• **Exercise objective**:
Exclude all pictures, then copy each of the records exactly as written.

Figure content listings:
[start]
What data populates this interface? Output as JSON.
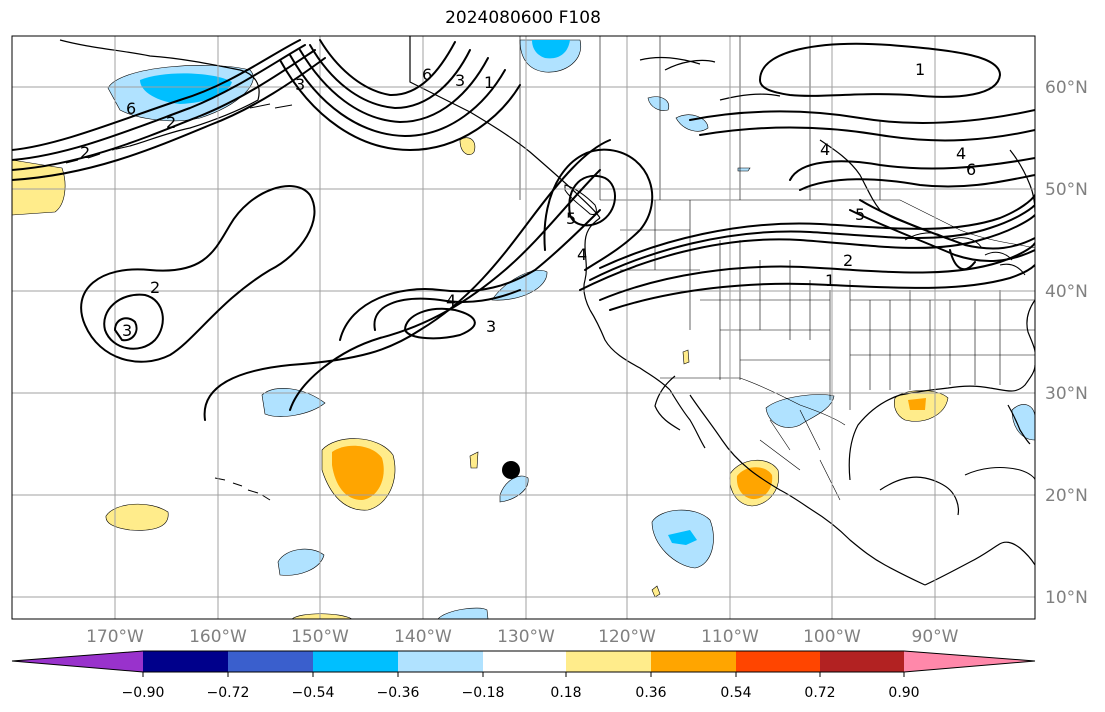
{
  "title": "2024080600 F108",
  "lon_labels": [
    "170°W",
    "160°W",
    "150°W",
    "140°W",
    "130°W",
    "120°W",
    "110°W",
    "100°W",
    "90°W"
  ],
  "lat_labels": [
    "60°N",
    "50°N",
    "40°N",
    "30°N",
    "20°N",
    "10°N"
  ],
  "colorbar": {
    "colors": [
      "#9932cc",
      "#00008b",
      "#3a5fcd",
      "#00bfff",
      "#b0e2ff",
      "#ffffff",
      "#ffec8b",
      "#ffa500",
      "#ff4500",
      "#b22222",
      "#ff88aa"
    ],
    "tick_labels": [
      "−0.90",
      "−0.72",
      "−0.54",
      "−0.36",
      "−0.18",
      "0.18",
      "0.36",
      "0.54",
      "0.72",
      "0.90"
    ]
  },
  "contour_labels": [
    "2",
    "3",
    "4",
    "6",
    "2",
    "3",
    "1",
    "1",
    "2",
    "4",
    "6",
    "5",
    "2",
    "1",
    "3",
    "4",
    "6",
    "3",
    "5",
    "4"
  ],
  "colors": {
    "land_line": "#000000",
    "grid": "#a0a0a0",
    "light_blue": "#b0e2ff",
    "deep_sky_blue": "#00bfff",
    "light_gold": "#ffec8b",
    "orange": "#ffa500"
  }
}
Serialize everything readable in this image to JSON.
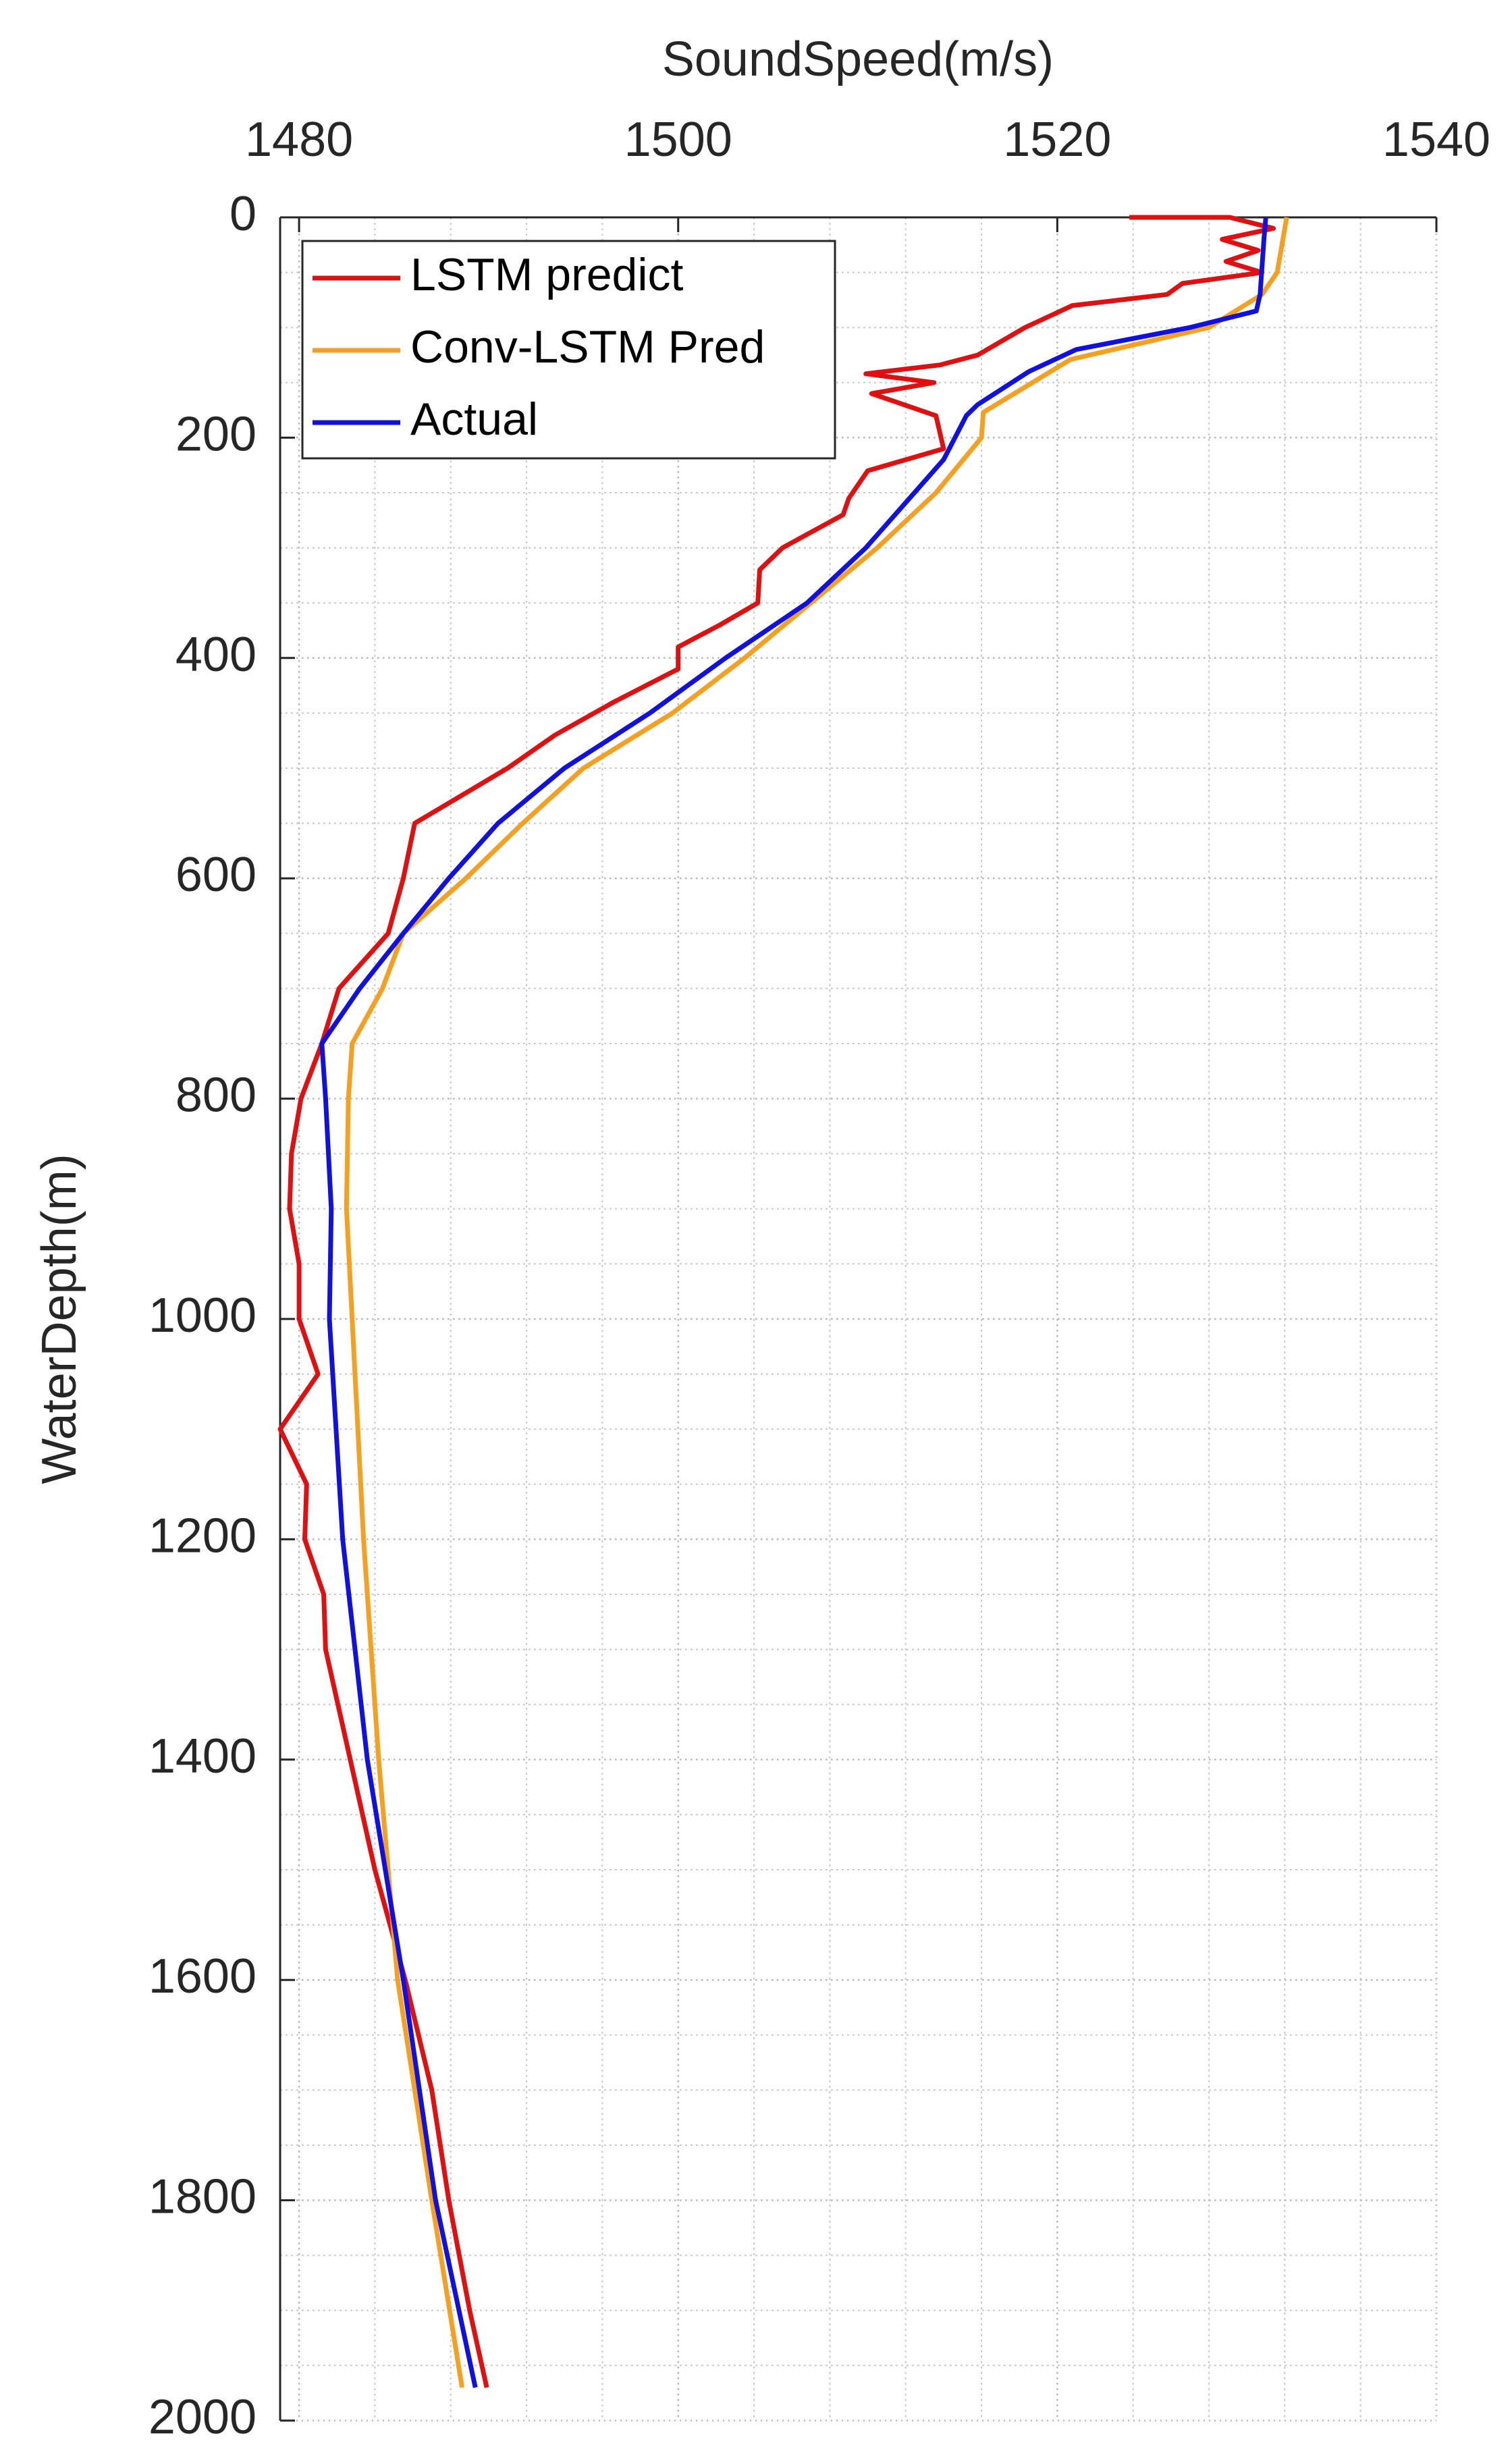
[end]
• **Finished answer**:
What data populates this interface? Output as JSON.
{
  "title": "2024080600 F108",
  "lon_labels": [
    "170°W",
    "160°W",
    "150°W",
    "140°W",
    "130°W",
    "120°W",
    "110°W",
    "100°W",
    "90°W"
  ],
  "lat_labels": [
    "60°N",
    "50°N",
    "40°N",
    "30°N",
    "20°N",
    "10°N"
  ],
  "colorbar": {
    "colors": [
      "#9932cc",
      "#00008b",
      "#3a5fcd",
      "#00bfff",
      "#b0e2ff",
      "#ffffff",
      "#ffec8b",
      "#ffa500",
      "#ff4500",
      "#b22222",
      "#ff88aa"
    ],
    "tick_labels": [
      "−0.90",
      "−0.72",
      "−0.54",
      "−0.36",
      "−0.18",
      "0.18",
      "0.36",
      "0.54",
      "0.72",
      "0.90"
    ]
  },
  "contour_labels": [
    "2",
    "3",
    "4",
    "6",
    "2",
    "3",
    "1",
    "1",
    "2",
    "4",
    "6",
    "5",
    "2",
    "1",
    "3",
    "4",
    "6",
    "3",
    "5",
    "4"
  ],
  "colors": {
    "land_line": "#000000",
    "grid": "#a0a0a0",
    "light_blue": "#b0e2ff",
    "deep_sky_blue": "#00bfff",
    "light_gold": "#ffec8b",
    "orange": "#ffa500"
  }
}
Serialize everything readable in this image to JSON.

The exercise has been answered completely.